- Instructions to follow -
Write out all of the entries exactly as given.

Records contained in a dataset
========================================

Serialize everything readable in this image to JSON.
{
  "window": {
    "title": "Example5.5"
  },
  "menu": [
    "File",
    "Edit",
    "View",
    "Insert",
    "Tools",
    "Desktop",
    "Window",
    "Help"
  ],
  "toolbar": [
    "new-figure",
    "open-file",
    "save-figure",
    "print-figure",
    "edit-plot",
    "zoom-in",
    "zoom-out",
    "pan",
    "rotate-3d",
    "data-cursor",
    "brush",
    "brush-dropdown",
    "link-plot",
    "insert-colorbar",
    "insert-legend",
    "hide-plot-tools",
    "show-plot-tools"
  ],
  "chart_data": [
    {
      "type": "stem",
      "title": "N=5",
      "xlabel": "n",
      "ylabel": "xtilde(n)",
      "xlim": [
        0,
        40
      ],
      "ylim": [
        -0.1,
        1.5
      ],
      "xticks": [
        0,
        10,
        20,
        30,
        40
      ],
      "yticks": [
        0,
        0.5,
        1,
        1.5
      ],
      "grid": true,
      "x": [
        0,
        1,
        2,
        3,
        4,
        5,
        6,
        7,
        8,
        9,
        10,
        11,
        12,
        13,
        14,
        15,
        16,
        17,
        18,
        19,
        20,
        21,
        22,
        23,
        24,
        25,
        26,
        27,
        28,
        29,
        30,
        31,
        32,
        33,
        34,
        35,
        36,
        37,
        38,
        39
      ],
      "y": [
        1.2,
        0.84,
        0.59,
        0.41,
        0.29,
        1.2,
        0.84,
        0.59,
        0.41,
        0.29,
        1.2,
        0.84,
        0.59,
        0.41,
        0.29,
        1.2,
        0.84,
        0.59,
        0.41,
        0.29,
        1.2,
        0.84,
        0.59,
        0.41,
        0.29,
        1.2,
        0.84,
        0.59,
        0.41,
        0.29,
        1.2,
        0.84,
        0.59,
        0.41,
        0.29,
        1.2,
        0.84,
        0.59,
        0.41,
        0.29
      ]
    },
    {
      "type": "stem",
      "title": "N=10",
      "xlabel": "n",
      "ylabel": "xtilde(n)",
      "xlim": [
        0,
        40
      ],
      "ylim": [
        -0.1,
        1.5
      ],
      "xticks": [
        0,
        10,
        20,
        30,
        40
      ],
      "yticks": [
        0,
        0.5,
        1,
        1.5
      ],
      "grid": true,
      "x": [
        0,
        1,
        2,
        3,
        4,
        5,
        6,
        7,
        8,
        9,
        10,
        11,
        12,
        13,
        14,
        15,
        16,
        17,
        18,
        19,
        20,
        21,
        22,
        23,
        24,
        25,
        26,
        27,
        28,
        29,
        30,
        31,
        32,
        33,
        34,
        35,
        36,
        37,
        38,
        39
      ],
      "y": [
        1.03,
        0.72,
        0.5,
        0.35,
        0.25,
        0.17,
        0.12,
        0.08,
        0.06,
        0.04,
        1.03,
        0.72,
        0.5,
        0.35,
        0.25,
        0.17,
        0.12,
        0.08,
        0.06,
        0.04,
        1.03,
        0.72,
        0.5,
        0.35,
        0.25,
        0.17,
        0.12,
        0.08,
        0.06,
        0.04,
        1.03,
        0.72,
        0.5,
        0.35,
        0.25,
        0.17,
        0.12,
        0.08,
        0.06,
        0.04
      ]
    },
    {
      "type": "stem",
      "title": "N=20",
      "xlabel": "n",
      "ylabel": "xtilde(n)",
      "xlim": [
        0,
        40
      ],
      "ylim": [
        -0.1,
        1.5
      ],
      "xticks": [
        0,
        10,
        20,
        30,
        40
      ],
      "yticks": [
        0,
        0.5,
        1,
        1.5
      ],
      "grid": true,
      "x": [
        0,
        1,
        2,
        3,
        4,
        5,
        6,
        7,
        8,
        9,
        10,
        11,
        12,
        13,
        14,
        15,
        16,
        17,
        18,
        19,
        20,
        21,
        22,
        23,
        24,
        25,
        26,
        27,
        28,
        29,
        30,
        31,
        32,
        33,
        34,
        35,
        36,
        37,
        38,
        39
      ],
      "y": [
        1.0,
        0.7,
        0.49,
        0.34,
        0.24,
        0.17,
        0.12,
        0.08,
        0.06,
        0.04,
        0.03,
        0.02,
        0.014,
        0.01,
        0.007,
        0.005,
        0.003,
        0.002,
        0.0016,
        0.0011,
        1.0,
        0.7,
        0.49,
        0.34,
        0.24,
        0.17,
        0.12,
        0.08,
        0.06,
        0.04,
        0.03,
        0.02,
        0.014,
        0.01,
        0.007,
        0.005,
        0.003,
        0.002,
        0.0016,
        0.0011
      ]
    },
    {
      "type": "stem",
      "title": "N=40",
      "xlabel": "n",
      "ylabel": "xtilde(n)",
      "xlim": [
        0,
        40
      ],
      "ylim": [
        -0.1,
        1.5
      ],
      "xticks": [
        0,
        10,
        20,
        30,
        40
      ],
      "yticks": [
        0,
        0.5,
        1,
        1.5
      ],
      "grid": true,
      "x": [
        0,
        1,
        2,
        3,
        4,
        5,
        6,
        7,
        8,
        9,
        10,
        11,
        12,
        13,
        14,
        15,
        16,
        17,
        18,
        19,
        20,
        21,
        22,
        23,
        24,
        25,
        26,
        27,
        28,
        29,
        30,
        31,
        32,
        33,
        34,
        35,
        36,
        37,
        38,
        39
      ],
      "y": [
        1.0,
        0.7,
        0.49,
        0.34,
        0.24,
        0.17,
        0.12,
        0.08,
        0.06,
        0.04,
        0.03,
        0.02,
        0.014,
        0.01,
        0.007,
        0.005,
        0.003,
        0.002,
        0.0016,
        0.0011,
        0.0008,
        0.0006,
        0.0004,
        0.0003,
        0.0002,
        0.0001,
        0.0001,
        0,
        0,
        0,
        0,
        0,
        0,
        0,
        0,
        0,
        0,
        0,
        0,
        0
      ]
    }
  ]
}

========================================

- Result -
Serialize everything readable in this image to JSON.
{
  "window": {
    "title": "Example5.5"
  },
  "menu": [
    "File",
    "Edit",
    "View",
    "Insert",
    "Tools",
    "Desktop",
    "Window",
    "Help"
  ],
  "toolbar": [
    "new-figure",
    "open-file",
    "save-figure",
    "print-figure",
    "edit-plot",
    "zoom-in",
    "zoom-out",
    "pan",
    "rotate-3d",
    "data-cursor",
    "brush",
    "brush-dropdown",
    "link-plot",
    "insert-colorbar",
    "insert-legend",
    "hide-plot-tools",
    "show-plot-tools"
  ],
  "chart_data": [
    {
      "type": "stem",
      "title": "N=5",
      "xlabel": "n",
      "ylabel": "xtilde(n)",
      "xlim": [
        0,
        40
      ],
      "ylim": [
        -0.1,
        1.5
      ],
      "xticks": [
        0,
        10,
        20,
        30,
        40
      ],
      "yticks": [
        0,
        0.5,
        1,
        1.5
      ],
      "grid": true,
      "x": [
        0,
        1,
        2,
        3,
        4,
        5,
        6,
        7,
        8,
        9,
        10,
        11,
        12,
        13,
        14,
        15,
        16,
        17,
        18,
        19,
        20,
        21,
        22,
        23,
        24,
        25,
        26,
        27,
        28,
        29,
        30,
        31,
        32,
        33,
        34,
        35,
        36,
        37,
        38,
        39
      ],
      "y": [
        1.2,
        0.84,
        0.59,
        0.41,
        0.29,
        1.2,
        0.84,
        0.59,
        0.41,
        0.29,
        1.2,
        0.84,
        0.59,
        0.41,
        0.29,
        1.2,
        0.84,
        0.59,
        0.41,
        0.29,
        1.2,
        0.84,
        0.59,
        0.41,
        0.29,
        1.2,
        0.84,
        0.59,
        0.41,
        0.29,
        1.2,
        0.84,
        0.59,
        0.41,
        0.29,
        1.2,
        0.84,
        0.59,
        0.41,
        0.29
      ]
    },
    {
      "type": "stem",
      "title": "N=10",
      "xlabel": "n",
      "ylabel": "xtilde(n)",
      "xlim": [
        0,
        40
      ],
      "ylim": [
        -0.1,
        1.5
      ],
      "xticks": [
        0,
        10,
        20,
        30,
        40
      ],
      "yticks": [
        0,
        0.5,
        1,
        1.5
      ],
      "grid": true,
      "x": [
        0,
        1,
        2,
        3,
        4,
        5,
        6,
        7,
        8,
        9,
        10,
        11,
        12,
        13,
        14,
        15,
        16,
        17,
        18,
        19,
        20,
        21,
        22,
        23,
        24,
        25,
        26,
        27,
        28,
        29,
        30,
        31,
        32,
        33,
        34,
        35,
        36,
        37,
        38,
        39
      ],
      "y": [
        1.03,
        0.72,
        0.5,
        0.35,
        0.25,
        0.17,
        0.12,
        0.08,
        0.06,
        0.04,
        1.03,
        0.72,
        0.5,
        0.35,
        0.25,
        0.17,
        0.12,
        0.08,
        0.06,
        0.04,
        1.03,
        0.72,
        0.5,
        0.35,
        0.25,
        0.17,
        0.12,
        0.08,
        0.06,
        0.04,
        1.03,
        0.72,
        0.5,
        0.35,
        0.25,
        0.17,
        0.12,
        0.08,
        0.06,
        0.04
      ]
    },
    {
      "type": "stem",
      "title": "N=20",
      "xlabel": "n",
      "ylabel": "xtilde(n)",
      "xlim": [
        0,
        40
      ],
      "ylim": [
        -0.1,
        1.5
      ],
      "xticks": [
        0,
        10,
        20,
        30,
        40
      ],
      "yticks": [
        0,
        0.5,
        1,
        1.5
      ],
      "grid": true,
      "x": [
        0,
        1,
        2,
        3,
        4,
        5,
        6,
        7,
        8,
        9,
        10,
        11,
        12,
        13,
        14,
        15,
        16,
        17,
        18,
        19,
        20,
        21,
        22,
        23,
        24,
        25,
        26,
        27,
        28,
        29,
        30,
        31,
        32,
        33,
        34,
        35,
        36,
        37,
        38,
        39
      ],
      "y": [
        1.0,
        0.7,
        0.49,
        0.34,
        0.24,
        0.17,
        0.12,
        0.08,
        0.06,
        0.04,
        0.03,
        0.02,
        0.014,
        0.01,
        0.007,
        0.005,
        0.003,
        0.002,
        0.0016,
        0.0011,
        1.0,
        0.7,
        0.49,
        0.34,
        0.24,
        0.17,
        0.12,
        0.08,
        0.06,
        0.04,
        0.03,
        0.02,
        0.014,
        0.01,
        0.007,
        0.005,
        0.003,
        0.002,
        0.0016,
        0.0011
      ]
    },
    {
      "type": "stem",
      "title": "N=40",
      "xlabel": "n",
      "ylabel": "xtilde(n)",
      "xlim": [
        0,
        40
      ],
      "ylim": [
        -0.1,
        1.5
      ],
      "xticks": [
        0,
        10,
        20,
        30,
        40
      ],
      "yticks": [
        0,
        0.5,
        1,
        1.5
      ],
      "grid": true,
      "x": [
        0,
        1,
        2,
        3,
        4,
        5,
        6,
        7,
        8,
        9,
        10,
        11,
        12,
        13,
        14,
        15,
        16,
        17,
        18,
        19,
        20,
        21,
        22,
        23,
        24,
        25,
        26,
        27,
        28,
        29,
        30,
        31,
        32,
        33,
        34,
        35,
        36,
        37,
        38,
        39
      ],
      "y": [
        1.0,
        0.7,
        0.49,
        0.34,
        0.24,
        0.17,
        0.12,
        0.08,
        0.06,
        0.04,
        0.03,
        0.02,
        0.014,
        0.01,
        0.007,
        0.005,
        0.003,
        0.002,
        0.0016,
        0.0011,
        0.0008,
        0.0006,
        0.0004,
        0.0003,
        0.0002,
        0.0001,
        0.0001,
        0,
        0,
        0,
        0,
        0,
        0,
        0,
        0,
        0,
        0,
        0,
        0,
        0
      ]
    }
  ]
}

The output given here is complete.